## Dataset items
┌──

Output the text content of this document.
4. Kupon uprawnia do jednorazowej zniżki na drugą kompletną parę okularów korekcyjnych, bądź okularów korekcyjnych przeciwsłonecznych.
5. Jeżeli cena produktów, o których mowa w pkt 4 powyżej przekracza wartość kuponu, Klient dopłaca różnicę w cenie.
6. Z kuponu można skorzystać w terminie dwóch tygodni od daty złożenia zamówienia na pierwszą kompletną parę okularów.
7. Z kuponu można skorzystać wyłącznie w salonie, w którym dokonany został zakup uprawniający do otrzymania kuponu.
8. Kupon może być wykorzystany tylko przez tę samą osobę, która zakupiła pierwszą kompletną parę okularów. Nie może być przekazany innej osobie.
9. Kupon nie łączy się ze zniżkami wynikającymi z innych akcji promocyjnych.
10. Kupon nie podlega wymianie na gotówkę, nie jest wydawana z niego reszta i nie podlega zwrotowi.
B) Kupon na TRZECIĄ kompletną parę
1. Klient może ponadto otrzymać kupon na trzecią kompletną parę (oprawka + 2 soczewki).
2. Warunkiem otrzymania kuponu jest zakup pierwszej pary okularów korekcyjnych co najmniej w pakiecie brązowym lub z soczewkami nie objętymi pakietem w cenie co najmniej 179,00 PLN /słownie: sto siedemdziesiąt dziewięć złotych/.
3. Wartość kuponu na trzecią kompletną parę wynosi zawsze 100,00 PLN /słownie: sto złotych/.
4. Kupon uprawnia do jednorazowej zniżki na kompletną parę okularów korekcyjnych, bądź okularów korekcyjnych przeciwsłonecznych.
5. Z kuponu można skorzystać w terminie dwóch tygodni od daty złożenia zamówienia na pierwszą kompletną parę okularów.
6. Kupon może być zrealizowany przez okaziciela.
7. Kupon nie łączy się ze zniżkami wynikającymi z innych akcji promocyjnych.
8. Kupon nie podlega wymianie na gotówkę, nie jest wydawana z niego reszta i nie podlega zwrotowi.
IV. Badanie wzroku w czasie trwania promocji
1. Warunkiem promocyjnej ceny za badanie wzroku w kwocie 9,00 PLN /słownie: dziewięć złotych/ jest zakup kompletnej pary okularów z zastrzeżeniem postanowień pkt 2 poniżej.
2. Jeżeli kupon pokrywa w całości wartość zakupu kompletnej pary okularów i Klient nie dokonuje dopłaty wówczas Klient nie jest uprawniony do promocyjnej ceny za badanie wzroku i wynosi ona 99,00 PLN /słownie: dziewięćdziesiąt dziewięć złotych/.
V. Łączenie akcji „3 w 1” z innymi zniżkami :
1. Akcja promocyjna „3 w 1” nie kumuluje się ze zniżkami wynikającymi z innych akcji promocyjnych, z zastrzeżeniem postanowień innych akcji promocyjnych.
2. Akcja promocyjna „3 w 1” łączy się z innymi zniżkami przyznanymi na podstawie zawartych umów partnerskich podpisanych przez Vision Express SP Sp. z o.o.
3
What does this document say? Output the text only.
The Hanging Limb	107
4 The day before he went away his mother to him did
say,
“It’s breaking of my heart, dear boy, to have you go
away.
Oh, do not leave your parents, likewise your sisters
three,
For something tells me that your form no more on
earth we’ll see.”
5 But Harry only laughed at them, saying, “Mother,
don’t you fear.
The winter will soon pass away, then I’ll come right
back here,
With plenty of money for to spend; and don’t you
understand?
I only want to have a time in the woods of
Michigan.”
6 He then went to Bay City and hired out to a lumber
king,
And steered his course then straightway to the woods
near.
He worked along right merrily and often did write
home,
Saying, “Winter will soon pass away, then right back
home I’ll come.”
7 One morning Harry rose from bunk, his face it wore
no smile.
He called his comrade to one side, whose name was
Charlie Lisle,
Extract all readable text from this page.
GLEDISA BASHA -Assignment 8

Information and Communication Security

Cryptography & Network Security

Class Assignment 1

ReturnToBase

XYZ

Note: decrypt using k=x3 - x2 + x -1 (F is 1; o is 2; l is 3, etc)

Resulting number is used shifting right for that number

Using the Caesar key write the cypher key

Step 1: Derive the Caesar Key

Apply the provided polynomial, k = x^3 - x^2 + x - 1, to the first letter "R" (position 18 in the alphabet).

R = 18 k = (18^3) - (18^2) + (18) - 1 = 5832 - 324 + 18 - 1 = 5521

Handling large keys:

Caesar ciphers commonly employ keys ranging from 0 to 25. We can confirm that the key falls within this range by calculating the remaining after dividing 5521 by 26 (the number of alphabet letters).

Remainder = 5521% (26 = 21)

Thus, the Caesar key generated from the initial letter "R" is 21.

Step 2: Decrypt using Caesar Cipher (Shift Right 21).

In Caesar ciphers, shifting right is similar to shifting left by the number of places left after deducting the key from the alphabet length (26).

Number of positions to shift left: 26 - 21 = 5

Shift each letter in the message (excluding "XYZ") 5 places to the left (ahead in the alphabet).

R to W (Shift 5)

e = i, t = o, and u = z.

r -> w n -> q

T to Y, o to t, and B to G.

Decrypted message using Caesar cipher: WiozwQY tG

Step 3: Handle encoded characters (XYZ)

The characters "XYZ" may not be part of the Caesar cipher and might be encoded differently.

└──

## EXERCISE BRIEF
Scan the records for the string "soon". Copy each line in which it appears.

## FULL OUTPUT
The winter will soon pass away, then I’ll come right
Saying, “Winter will soon pass away, then right back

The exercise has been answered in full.